Directions
Look through the listing for the word "label". Copy each line that has it.
━━━━
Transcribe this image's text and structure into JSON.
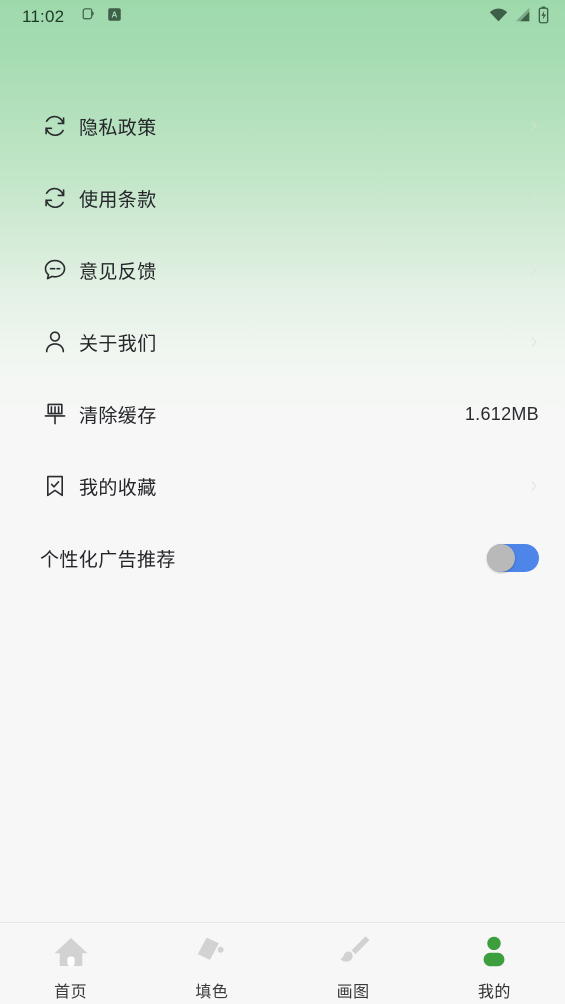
{
  "status_bar": {
    "time": "11:02",
    "left_icons": [
      "clipboard-icon",
      "app-badge-a-icon"
    ],
    "right_icons": [
      "wifi-icon",
      "cellular-signal-icon",
      "battery-charging-icon"
    ]
  },
  "settings": {
    "rows": [
      {
        "icon": "sync-circle-icon",
        "label": "隐私政策",
        "value": "",
        "accessory": "chevron-right-icon"
      },
      {
        "icon": "sync-circle-icon",
        "label": "使用条款",
        "value": "",
        "accessory": "chevron-right-icon"
      },
      {
        "icon": "speech-bubble-icon",
        "label": "意见反馈",
        "value": "",
        "accessory": "chevron-right-icon"
      },
      {
        "icon": "person-icon",
        "label": "关于我们",
        "value": "",
        "accessory": "chevron-right-icon"
      },
      {
        "icon": "broom-icon",
        "label": "清除缓存",
        "value": "1.612MB",
        "accessory": ""
      },
      {
        "icon": "bookmark-check-icon",
        "label": "我的收藏",
        "value": "",
        "accessory": "chevron-right-icon"
      }
    ],
    "ad_toggle": {
      "label": "个性化广告推荐",
      "state": "off",
      "track_color": "#4d85e8",
      "knob_color": "#b9b9b9"
    }
  },
  "tabbar": {
    "active_color": "#3d9e3d",
    "inactive_color": "#d2d2d2",
    "items": [
      {
        "icon": "home-icon",
        "label": "首页",
        "active": false
      },
      {
        "icon": "paint-bucket-icon",
        "label": "填色",
        "active": false
      },
      {
        "icon": "paintbrush-icon",
        "label": "画图",
        "active": false
      },
      {
        "icon": "person-filled-icon",
        "label": "我的",
        "active": true
      }
    ]
  },
  "theme": {
    "gradient_top": "#9ed9ac",
    "gradient_bottom": "#f7f7f7",
    "page_background": "#f7f7f7",
    "text_primary": "#25262a"
  }
}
━━━━
Exercise solution
        "label": "隐私政策",
        "label": "使用条款",
        "label": "意见反馈",
        "label": "关于我们",
        "label": "清除缓存",
        "label": "我的收藏",
      "label": "个性化广告推荐",
        "label": "首页",
        "label": "填色",
        "label": "画图",
        "label": "我的",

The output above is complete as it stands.